— Start PAGE —

The real time clock value (mtime) and the time compare register (mtimecmp) are *not* in CSR registers (see [2] sec 3.1.10), but memory mapped to the address space. So the base class defines an internal member variables, mtimecmp. If an access to memory access either of the two words mapped from RV32I\_RTCLOCK\_CMP\_ADDRESS, then it will read or update the 32 bit half of the 64 bit value as appropriate. Similarly at RV32I\_RTCLOCK\_ADDRESS, and the next word, if read, then the actual real time is returned in units of 1µs. Writing to these locations have no effect. Within the base class, no interrupt is generated on the time compare, this feature being added by the rvcsr\_cpu derived class (see next section). The locations of the time values is fixed in memory, and if a memory callback processes these location then it will effectively mask the functionality.

## **Zicsr Class**

The rv32\_csr class is the first extension class, implementing the Zicsr extension specification, with the CSR access instructions and implementation of CSR register functionality ([1] Ch. 9, [2] Ch. 2, 3). This class has the following features (added to the rv32i\_cpu class features):

- Adds functionality to the CSR instructions
  - o Implementation of methods csrrw, csrrs, csrrc, csrwi, csrrsi and csrrci
  - Constructor updates base class's secondary decode table, sys\_tbl, with new CSR instructions.

— End PAGE —
— Start DATASET EXCERPT —

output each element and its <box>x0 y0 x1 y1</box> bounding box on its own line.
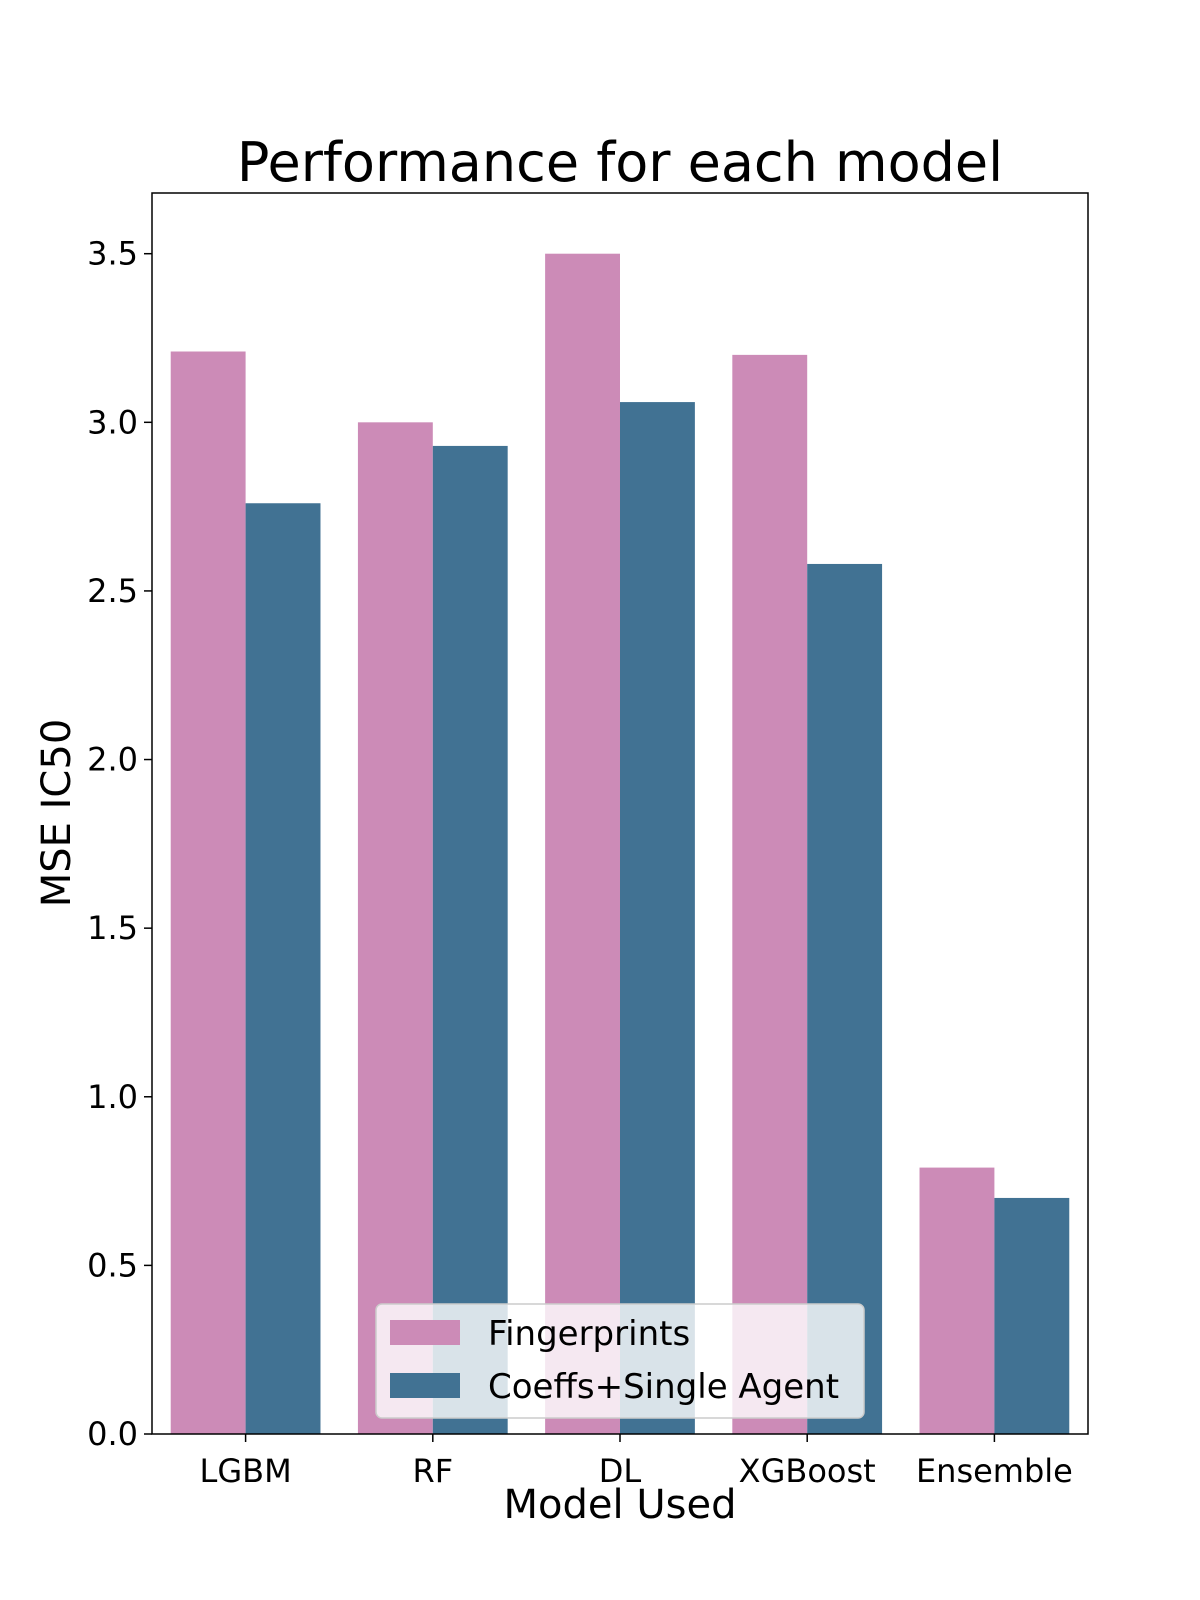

— End DATASET EXCERPT —

* STATED EXERCISE: In the page on the real time clock and the Zicsr class, which derived class adds interrupt generation on the time compare?

* TASK OUTPUT: The rvcsr_cpu derived class.